START Provided data

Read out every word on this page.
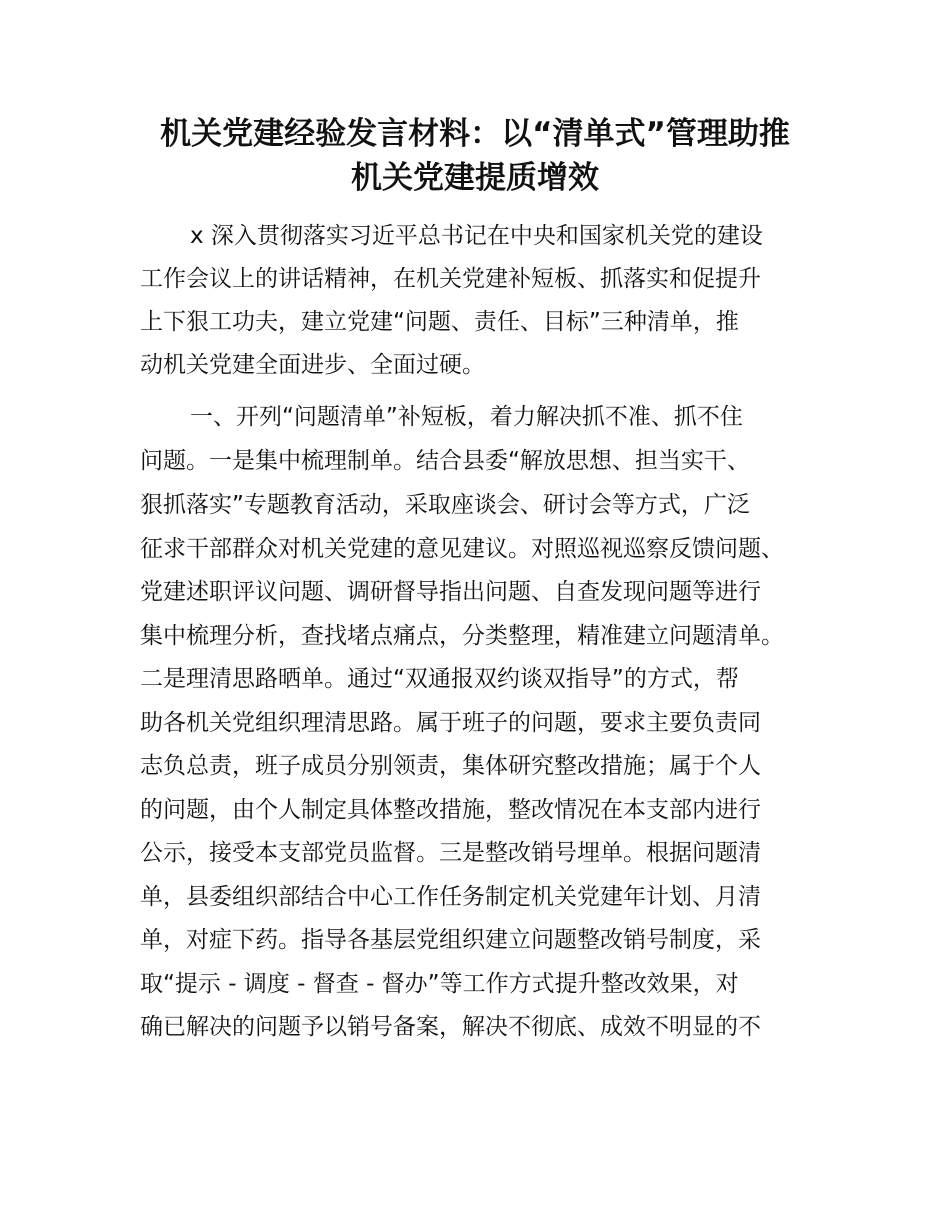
机关党建经验发言材料：以“清单式”管理助推
机关党建提质增效
x 深入贯彻落实习近平总书记在中央和国家机关党的建设
工作会议上的讲话精神，在机关党建补短板、抓落实和促提升
上下狠工功夫，建立党建“问题、责任、目标”三种清单，推
动机关党建全面进步、全面过硬。
一、开列“问题清单”补短板，着力解决抓不准、抓不住
问题。一是集中梳理制单。结合县委“解放思想、担当实干、
狠抓落实”专题教育活动，采取座谈会、研讨会等方式，广泛
征求干部群众对机关党建的意见建议。对照巡视巡察反馈问题、
党建述职评议问题、调研督导指出问题、自查发现问题等进行
集中梳理分析，查找堵点痛点，分类整理，精准建立问题清单。
二是理清思路晒单。通过“双通报双约谈双指导”的方式，帮
助各机关党组织理清思路。属于班子的问题，要求主要负责同
志负总责，班子成员分别领责，集体研究整改措施；属于个人
的问题，由个人制定具体整改措施，整改情况在本支部内进行
公示，接受本支部党员监督。三是整改销号埋单。根据问题清
单，县委组织部结合中心工作任务制定机关党建年计划、月清
单，对症下药。指导各基层党组织建立问题整改销号制度，采
取“提示 - 调度 - 督查 - 督办”等工作方式提升整改效果，对
确已解决的问题予以销号备案，解决不彻底、成效不明显的不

END Provided data

_Requirement_
All of the lines above should be retyped precisely, apart from the pictures.

_Written answer_
Read out every word on this page.
机关党建经验发言材料：以“清单式”管理助推
机关党建提质增效
x 深入贯彻落实习近平总书记在中央和国家机关党的建设
工作会议上的讲话精神，在机关党建补短板、抓落实和促提升
上下狠工功夫，建立党建“问题、责任、目标”三种清单，推
动机关党建全面进步、全面过硬。
一、开列“问题清单”补短板，着力解决抓不准、抓不住
问题。一是集中梳理制单。结合县委“解放思想、担当实干、
狠抓落实”专题教育活动，采取座谈会、研讨会等方式，广泛
征求干部群众对机关党建的意见建议。对照巡视巡察反馈问题、
党建述职评议问题、调研督导指出问题、自查发现问题等进行
集中梳理分析，查找堵点痛点，分类整理，精准建立问题清单。
二是理清思路晒单。通过“双通报双约谈双指导”的方式，帮
助各机关党组织理清思路。属于班子的问题，要求主要负责同
志负总责，班子成员分别领责，集体研究整改措施；属于个人
的问题，由个人制定具体整改措施，整改情况在本支部内进行
公示，接受本支部党员监督。三是整改销号埋单。根据问题清
单，县委组织部结合中心工作任务制定机关党建年计划、月清
单，对症下药。指导各基层党组织建立问题整改销号制度，采
取“提示 - 调度 - 督查 - 督办”等工作方式提升整改效果，对
确已解决的问题予以销号备案，解决不彻底、成效不明显的不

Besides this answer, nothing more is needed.